[Task requirements] Examine the entries and show every line in which the word "Binary" is found.
** start of Data shown **
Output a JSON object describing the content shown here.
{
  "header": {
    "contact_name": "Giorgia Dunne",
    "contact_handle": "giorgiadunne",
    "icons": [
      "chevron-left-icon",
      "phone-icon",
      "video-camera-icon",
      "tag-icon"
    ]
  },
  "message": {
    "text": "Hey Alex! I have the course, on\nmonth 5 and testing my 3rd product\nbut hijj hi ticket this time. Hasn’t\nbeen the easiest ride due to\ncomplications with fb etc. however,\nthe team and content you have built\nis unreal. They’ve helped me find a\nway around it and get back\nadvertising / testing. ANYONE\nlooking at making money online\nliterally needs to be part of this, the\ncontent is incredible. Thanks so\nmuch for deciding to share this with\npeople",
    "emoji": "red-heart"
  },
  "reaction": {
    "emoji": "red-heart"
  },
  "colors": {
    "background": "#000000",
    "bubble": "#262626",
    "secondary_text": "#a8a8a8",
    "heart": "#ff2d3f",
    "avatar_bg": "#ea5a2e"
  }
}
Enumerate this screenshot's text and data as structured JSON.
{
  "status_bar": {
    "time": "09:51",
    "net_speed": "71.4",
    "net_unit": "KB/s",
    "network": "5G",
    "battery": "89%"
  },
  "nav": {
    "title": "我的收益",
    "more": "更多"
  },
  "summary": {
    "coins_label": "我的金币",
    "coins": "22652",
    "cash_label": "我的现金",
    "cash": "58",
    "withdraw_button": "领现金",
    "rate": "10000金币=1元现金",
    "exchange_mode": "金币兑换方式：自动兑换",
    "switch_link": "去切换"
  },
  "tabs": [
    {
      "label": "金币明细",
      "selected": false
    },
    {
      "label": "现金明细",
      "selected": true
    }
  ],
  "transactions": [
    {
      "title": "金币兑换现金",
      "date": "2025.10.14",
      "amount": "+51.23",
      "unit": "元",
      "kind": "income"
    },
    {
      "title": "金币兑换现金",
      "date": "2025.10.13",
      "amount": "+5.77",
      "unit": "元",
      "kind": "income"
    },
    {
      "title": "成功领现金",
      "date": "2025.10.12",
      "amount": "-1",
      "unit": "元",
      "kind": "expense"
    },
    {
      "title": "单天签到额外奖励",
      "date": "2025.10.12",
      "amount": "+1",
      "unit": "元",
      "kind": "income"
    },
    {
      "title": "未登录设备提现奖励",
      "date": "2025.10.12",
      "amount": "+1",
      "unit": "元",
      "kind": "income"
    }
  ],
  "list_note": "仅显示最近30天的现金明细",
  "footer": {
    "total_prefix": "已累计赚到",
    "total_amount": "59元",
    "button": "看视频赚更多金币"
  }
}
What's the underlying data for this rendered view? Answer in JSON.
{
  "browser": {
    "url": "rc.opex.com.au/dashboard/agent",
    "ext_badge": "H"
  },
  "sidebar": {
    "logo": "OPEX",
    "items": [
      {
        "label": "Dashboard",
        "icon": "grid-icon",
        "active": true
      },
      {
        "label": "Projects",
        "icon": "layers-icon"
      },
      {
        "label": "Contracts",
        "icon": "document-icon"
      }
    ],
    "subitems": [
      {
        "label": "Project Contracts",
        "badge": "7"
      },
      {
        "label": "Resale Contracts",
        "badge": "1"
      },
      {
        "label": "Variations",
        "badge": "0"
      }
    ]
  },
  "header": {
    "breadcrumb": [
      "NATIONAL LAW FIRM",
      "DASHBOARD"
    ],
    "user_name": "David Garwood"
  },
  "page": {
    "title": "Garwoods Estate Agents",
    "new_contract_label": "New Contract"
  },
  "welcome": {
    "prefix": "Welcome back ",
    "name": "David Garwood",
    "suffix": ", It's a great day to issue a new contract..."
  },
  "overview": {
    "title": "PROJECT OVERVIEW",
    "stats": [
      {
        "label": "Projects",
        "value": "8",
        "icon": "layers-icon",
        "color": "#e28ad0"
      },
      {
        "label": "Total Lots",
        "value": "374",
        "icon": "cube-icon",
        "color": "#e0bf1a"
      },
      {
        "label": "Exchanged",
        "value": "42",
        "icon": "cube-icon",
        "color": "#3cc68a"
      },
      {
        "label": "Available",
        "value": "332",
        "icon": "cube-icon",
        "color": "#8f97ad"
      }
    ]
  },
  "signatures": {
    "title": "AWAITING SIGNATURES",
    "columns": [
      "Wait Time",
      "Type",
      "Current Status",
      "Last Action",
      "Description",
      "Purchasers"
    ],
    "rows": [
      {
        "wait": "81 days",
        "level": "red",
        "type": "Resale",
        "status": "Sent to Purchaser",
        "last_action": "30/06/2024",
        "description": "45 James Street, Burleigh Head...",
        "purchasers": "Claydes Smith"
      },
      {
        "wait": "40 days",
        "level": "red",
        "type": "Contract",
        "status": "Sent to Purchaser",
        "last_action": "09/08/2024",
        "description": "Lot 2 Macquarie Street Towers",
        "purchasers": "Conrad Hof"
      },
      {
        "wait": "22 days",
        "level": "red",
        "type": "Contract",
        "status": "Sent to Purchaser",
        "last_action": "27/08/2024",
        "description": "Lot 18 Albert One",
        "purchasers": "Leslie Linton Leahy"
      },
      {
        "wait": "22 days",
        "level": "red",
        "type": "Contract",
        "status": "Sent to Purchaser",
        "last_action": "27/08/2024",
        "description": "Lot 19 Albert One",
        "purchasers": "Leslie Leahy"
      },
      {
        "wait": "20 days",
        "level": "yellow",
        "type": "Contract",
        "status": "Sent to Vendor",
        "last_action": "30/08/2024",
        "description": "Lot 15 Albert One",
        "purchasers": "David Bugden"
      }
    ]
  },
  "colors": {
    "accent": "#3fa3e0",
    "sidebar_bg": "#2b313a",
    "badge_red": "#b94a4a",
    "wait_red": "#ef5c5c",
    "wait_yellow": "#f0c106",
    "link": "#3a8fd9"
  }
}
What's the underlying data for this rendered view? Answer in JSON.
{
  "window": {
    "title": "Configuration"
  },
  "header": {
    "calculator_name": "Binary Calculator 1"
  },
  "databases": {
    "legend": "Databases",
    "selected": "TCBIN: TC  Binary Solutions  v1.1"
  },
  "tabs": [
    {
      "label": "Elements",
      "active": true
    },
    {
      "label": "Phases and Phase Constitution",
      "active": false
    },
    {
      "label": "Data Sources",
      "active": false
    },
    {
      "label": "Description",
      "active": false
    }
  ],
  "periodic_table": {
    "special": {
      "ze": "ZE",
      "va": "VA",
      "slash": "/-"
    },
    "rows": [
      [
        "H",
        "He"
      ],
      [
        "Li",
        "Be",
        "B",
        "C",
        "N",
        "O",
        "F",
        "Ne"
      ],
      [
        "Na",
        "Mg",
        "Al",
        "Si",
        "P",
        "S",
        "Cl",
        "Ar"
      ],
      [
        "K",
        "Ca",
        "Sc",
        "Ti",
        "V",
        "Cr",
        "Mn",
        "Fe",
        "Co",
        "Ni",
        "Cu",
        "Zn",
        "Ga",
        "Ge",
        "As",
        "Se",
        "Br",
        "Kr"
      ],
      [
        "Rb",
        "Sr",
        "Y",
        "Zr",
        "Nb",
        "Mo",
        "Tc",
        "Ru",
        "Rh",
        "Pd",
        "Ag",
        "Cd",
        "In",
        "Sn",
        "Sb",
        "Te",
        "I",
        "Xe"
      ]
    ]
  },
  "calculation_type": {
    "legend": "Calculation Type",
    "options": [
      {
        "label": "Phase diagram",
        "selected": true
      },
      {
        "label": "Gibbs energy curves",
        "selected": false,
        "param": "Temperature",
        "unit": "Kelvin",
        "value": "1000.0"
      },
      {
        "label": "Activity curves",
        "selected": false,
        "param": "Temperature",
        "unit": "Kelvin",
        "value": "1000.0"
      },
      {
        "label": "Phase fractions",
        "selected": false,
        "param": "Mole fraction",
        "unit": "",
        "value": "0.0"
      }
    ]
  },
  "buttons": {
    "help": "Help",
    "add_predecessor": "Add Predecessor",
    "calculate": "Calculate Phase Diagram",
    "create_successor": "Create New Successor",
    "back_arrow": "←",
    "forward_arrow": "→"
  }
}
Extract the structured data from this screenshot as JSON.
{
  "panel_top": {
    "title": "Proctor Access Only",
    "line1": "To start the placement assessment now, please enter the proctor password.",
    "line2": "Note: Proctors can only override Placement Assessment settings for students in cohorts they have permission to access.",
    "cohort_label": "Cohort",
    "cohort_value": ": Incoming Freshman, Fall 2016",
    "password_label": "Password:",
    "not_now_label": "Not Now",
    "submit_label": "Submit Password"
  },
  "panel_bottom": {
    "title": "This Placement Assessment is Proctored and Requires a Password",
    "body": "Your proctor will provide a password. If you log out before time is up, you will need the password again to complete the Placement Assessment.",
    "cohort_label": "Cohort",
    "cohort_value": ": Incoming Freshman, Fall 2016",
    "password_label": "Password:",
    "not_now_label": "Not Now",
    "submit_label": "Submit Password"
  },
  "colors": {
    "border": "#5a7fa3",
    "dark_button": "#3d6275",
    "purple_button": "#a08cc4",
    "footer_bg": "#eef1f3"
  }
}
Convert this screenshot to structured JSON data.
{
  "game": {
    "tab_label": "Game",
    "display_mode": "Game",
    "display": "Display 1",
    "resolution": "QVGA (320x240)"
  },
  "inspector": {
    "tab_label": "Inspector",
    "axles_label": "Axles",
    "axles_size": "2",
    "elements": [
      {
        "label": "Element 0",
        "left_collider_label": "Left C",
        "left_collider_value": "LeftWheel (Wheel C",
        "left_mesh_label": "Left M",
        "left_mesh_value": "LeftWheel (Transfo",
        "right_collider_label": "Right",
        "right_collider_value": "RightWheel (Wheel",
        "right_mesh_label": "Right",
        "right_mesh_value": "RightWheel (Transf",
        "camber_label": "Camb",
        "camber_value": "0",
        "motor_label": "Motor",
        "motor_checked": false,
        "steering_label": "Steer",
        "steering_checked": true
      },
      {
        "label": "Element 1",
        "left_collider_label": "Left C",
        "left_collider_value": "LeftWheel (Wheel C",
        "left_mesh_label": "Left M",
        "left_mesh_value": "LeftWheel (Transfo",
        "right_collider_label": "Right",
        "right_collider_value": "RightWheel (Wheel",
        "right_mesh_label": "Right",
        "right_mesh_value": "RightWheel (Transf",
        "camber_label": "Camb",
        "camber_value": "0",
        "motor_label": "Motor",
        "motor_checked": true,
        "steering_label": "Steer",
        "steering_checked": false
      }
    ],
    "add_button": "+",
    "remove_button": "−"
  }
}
** end of Data shown **
[Task answer]
    "calculator_name": "Binary Calculator 1"
    "selected": "TCBIN: TC  Binary Solutions  v1.1"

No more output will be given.